═══ Material for this task
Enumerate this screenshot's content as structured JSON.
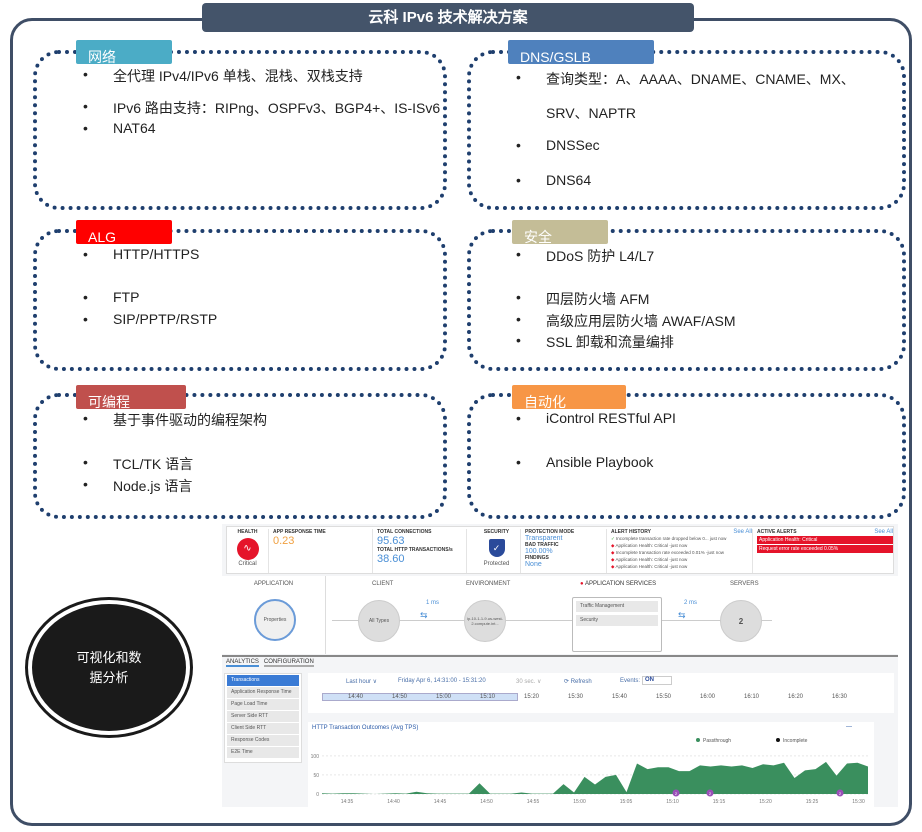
{
  "title": "云科 IPv6 技术解决方案",
  "panels": [
    {
      "label": "网络",
      "color": "#4bacc6",
      "items": [
        "全代理 IPv4/IPv6 单栈、混栈、双栈支持",
        "IPv6 路由支持：RIPng、OSPFv3、BGP4+、IS-ISv6",
        "NAT64"
      ]
    },
    {
      "label": "DNS/GSLB",
      "color": "#4f81bd",
      "items": [
        "查询类型：A、AAAA、DNAME、CNAME、MX、",
        "SRV、NAPTR",
        "DNSSec",
        "DNS64"
      ]
    },
    {
      "label": "ALG",
      "color": "#ff0000",
      "items": [
        "HTTP/HTTPS",
        "FTP",
        "SIP/PPTP/RSTP"
      ]
    },
    {
      "label": "安全",
      "color": "#c4bd97",
      "items": [
        "DDoS 防护 L4/L7",
        "四层防火墙 AFM",
        "高级应用层防火墙 AWAF/ASM",
        "SSL 卸载和流量编排"
      ]
    },
    {
      "label": "可编程",
      "color": "#c0504d",
      "items": [
        "基于事件驱动的编程架构",
        "TCL/TK 语言",
        "Node.js 语言"
      ]
    },
    {
      "label": "自动化",
      "color": "#f79646",
      "items": [
        "iControl RESTful API",
        "Ansible Playbook"
      ]
    }
  ],
  "bullet": "•",
  "oval_text": "可视化和数据分析",
  "dashboard": {
    "health": {
      "label": "HEALTH",
      "status": "Critical"
    },
    "app_response": {
      "label": "APP RESPONSE TIME",
      "value": "0.23"
    },
    "connections": {
      "label": "TOTAL CONNECTIONS",
      "value": "95.63",
      "label2": "TOTAL HTTP TRANSACTIONS/s",
      "value2": "38.60"
    },
    "security": {
      "label": "SECURITY",
      "status": "Protected"
    },
    "protection": {
      "mode_label": "PROTECTION MODE",
      "mode": "Transparent",
      "bad_label": "BAD TRAFFIC",
      "bad": "100.00%",
      "findings_label": "FINDINGS",
      "findings": "None"
    },
    "alert_history": {
      "label": "ALERT HISTORY",
      "see_all": "See All",
      "items": [
        "Incomplete transaction rate dropped below 0... just now",
        "Application Health: Critical -just now",
        "Incomplete transaction rate exceeded 0.01% -just now",
        "Application Health: Critical -just now",
        "Application Health: Critical -just now"
      ]
    },
    "active_alerts": {
      "label": "ACTIVE ALERTS",
      "see_all": "See All",
      "items": [
        "Application Health: Critical",
        "Request error rate exceeded 0.05%"
      ]
    },
    "flow": {
      "application": "APPLICATION",
      "properties": "Properties",
      "client": "CLIENT",
      "all_types": "All Types",
      "client_latency": "1 ms",
      "environment": "ENVIRONMENT",
      "env_node": "ip-10-1-1-9.us-west-2.compute.int...",
      "app_services": "APPLICATION SERVICES",
      "traffic_mgmt": "Traffic Management",
      "security": "Security",
      "server_latency": "2 ms",
      "servers": "SERVERS",
      "server_count": "2"
    },
    "tabs": [
      "ANALYTICS",
      "CONFIGURATION"
    ],
    "side_menu": [
      "Transactions",
      "Application Response Time",
      "Page Load Time",
      "Server Side RTT",
      "Client Side RTT",
      "Response Codes",
      "E2E Time"
    ],
    "toolbar": {
      "range": "Last hour ∨",
      "period": "Friday Apr 6, 14:31:00 - 15:31:20",
      "interval": "30 sec. ∨",
      "refresh": "⟳ Refresh",
      "events_label": "Events:",
      "events_value": "ON"
    },
    "timeline": [
      "14:40",
      "14:50",
      "15:00",
      "15:10",
      "15:20",
      "15:30",
      "15:40",
      "15:50",
      "16:00",
      "16:10",
      "16:20",
      "16:30"
    ]
  },
  "chart_data": {
    "type": "area",
    "title": "HTTP Transaction Outcomes (Avg TPS)",
    "legend": [
      "Passthrough",
      "Incomplete"
    ],
    "legend_placement": "top-right",
    "colors": {
      "Passthrough": "#3a8f5e",
      "Incomplete": "#111111"
    },
    "x_ticks": [
      "14:35",
      "14:40",
      "14:45",
      "14:50",
      "14:55",
      "15:00",
      "15:05",
      "15:10",
      "15:15",
      "15:20",
      "15:25",
      "15:30"
    ],
    "y_ticks": [
      0,
      50,
      100
    ],
    "ylim": [
      0,
      110
    ],
    "grid": true,
    "series": [
      {
        "name": "Passthrough",
        "values": [
          2,
          1,
          2,
          2,
          1,
          0,
          1,
          2,
          1,
          6,
          2,
          1,
          1,
          1,
          1,
          28,
          1,
          1,
          1,
          4,
          1,
          1,
          1,
          26,
          4,
          45,
          25,
          45,
          50,
          5,
          80,
          65,
          70,
          70,
          60,
          60,
          75,
          72,
          75,
          72,
          75,
          68,
          78,
          75,
          82,
          42,
          62,
          65,
          84,
          48,
          80,
          82,
          72
        ]
      }
    ],
    "event_markers": [
      "2",
      "2",
      "2"
    ]
  }
}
══════
# Task directions
Print each of the records above exactly as written, leaving no picture in the copy.

# Response for this exercise
Enumerate this screenshot's content as structured JSON.
{
  "title": "云科 IPv6 技术解决方案",
  "panels": [
    {
      "label": "网络",
      "color": "#4bacc6",
      "items": [
        "全代理 IPv4/IPv6 单栈、混栈、双栈支持",
        "IPv6 路由支持：RIPng、OSPFv3、BGP4+、IS-ISv6",
        "NAT64"
      ]
    },
    {
      "label": "DNS/GSLB",
      "color": "#4f81bd",
      "items": [
        "查询类型：A、AAAA、DNAME、CNAME、MX、",
        "SRV、NAPTR",
        "DNSSec",
        "DNS64"
      ]
    },
    {
      "label": "ALG",
      "color": "#ff0000",
      "items": [
        "HTTP/HTTPS",
        "FTP",
        "SIP/PPTP/RSTP"
      ]
    },
    {
      "label": "安全",
      "color": "#c4bd97",
      "items": [
        "DDoS 防护 L4/L7",
        "四层防火墙 AFM",
        "高级应用层防火墙 AWAF/ASM",
        "SSL 卸载和流量编排"
      ]
    },
    {
      "label": "可编程",
      "color": "#c0504d",
      "items": [
        "基于事件驱动的编程架构",
        "TCL/TK 语言",
        "Node.js 语言"
      ]
    },
    {
      "label": "自动化",
      "color": "#f79646",
      "items": [
        "iControl RESTful API",
        "Ansible Playbook"
      ]
    }
  ],
  "bullet": "•",
  "oval_text": "可视化和数据分析",
  "dashboard": {
    "health": {
      "label": "HEALTH",
      "status": "Critical"
    },
    "app_response": {
      "label": "APP RESPONSE TIME",
      "value": "0.23"
    },
    "connections": {
      "label": "TOTAL CONNECTIONS",
      "value": "95.63",
      "label2": "TOTAL HTTP TRANSACTIONS/s",
      "value2": "38.60"
    },
    "security": {
      "label": "SECURITY",
      "status": "Protected"
    },
    "protection": {
      "mode_label": "PROTECTION MODE",
      "mode": "Transparent",
      "bad_label": "BAD TRAFFIC",
      "bad": "100.00%",
      "findings_label": "FINDINGS",
      "findings": "None"
    },
    "alert_history": {
      "label": "ALERT HISTORY",
      "see_all": "See All",
      "items": [
        "Incomplete transaction rate dropped below 0... just now",
        "Application Health: Critical -just now",
        "Incomplete transaction rate exceeded 0.01% -just now",
        "Application Health: Critical -just now",
        "Application Health: Critical -just now"
      ]
    },
    "active_alerts": {
      "label": "ACTIVE ALERTS",
      "see_all": "See All",
      "items": [
        "Application Health: Critical",
        "Request error rate exceeded 0.05%"
      ]
    },
    "flow": {
      "application": "APPLICATION",
      "properties": "Properties",
      "client": "CLIENT",
      "all_types": "All Types",
      "client_latency": "1 ms",
      "environment": "ENVIRONMENT",
      "env_node": "ip-10-1-1-9.us-west-2.compute.int...",
      "app_services": "APPLICATION SERVICES",
      "traffic_mgmt": "Traffic Management",
      "security": "Security",
      "server_latency": "2 ms",
      "servers": "SERVERS",
      "server_count": "2"
    },
    "tabs": [
      "ANALYTICS",
      "CONFIGURATION"
    ],
    "side_menu": [
      "Transactions",
      "Application Response Time",
      "Page Load Time",
      "Server Side RTT",
      "Client Side RTT",
      "Response Codes",
      "E2E Time"
    ],
    "toolbar": {
      "range": "Last hour ∨",
      "period": "Friday Apr 6, 14:31:00 - 15:31:20",
      "interval": "30 sec. ∨",
      "refresh": "⟳ Refresh",
      "events_label": "Events:",
      "events_value": "ON"
    },
    "timeline": [
      "14:40",
      "14:50",
      "15:00",
      "15:10",
      "15:20",
      "15:30",
      "15:40",
      "15:50",
      "16:00",
      "16:10",
      "16:20",
      "16:30"
    ]
  },
  "chart_data": {
    "type": "area",
    "title": "HTTP Transaction Outcomes (Avg TPS)",
    "legend": [
      "Passthrough",
      "Incomplete"
    ],
    "legend_placement": "top-right",
    "colors": {
      "Passthrough": "#3a8f5e",
      "Incomplete": "#111111"
    },
    "x_ticks": [
      "14:35",
      "14:40",
      "14:45",
      "14:50",
      "14:55",
      "15:00",
      "15:05",
      "15:10",
      "15:15",
      "15:20",
      "15:25",
      "15:30"
    ],
    "y_ticks": [
      0,
      50,
      100
    ],
    "ylim": [
      0,
      110
    ],
    "grid": true,
    "series": [
      {
        "name": "Passthrough",
        "values": [
          2,
          1,
          2,
          2,
          1,
          0,
          1,
          2,
          1,
          6,
          2,
          1,
          1,
          1,
          1,
          28,
          1,
          1,
          1,
          4,
          1,
          1,
          1,
          26,
          4,
          45,
          25,
          45,
          50,
          5,
          80,
          65,
          70,
          70,
          60,
          60,
          75,
          72,
          75,
          72,
          75,
          68,
          78,
          75,
          82,
          42,
          62,
          65,
          84,
          48,
          80,
          82,
          72
        ]
      }
    ],
    "event_markers": [
      "2",
      "2",
      "2"
    ]
  }
}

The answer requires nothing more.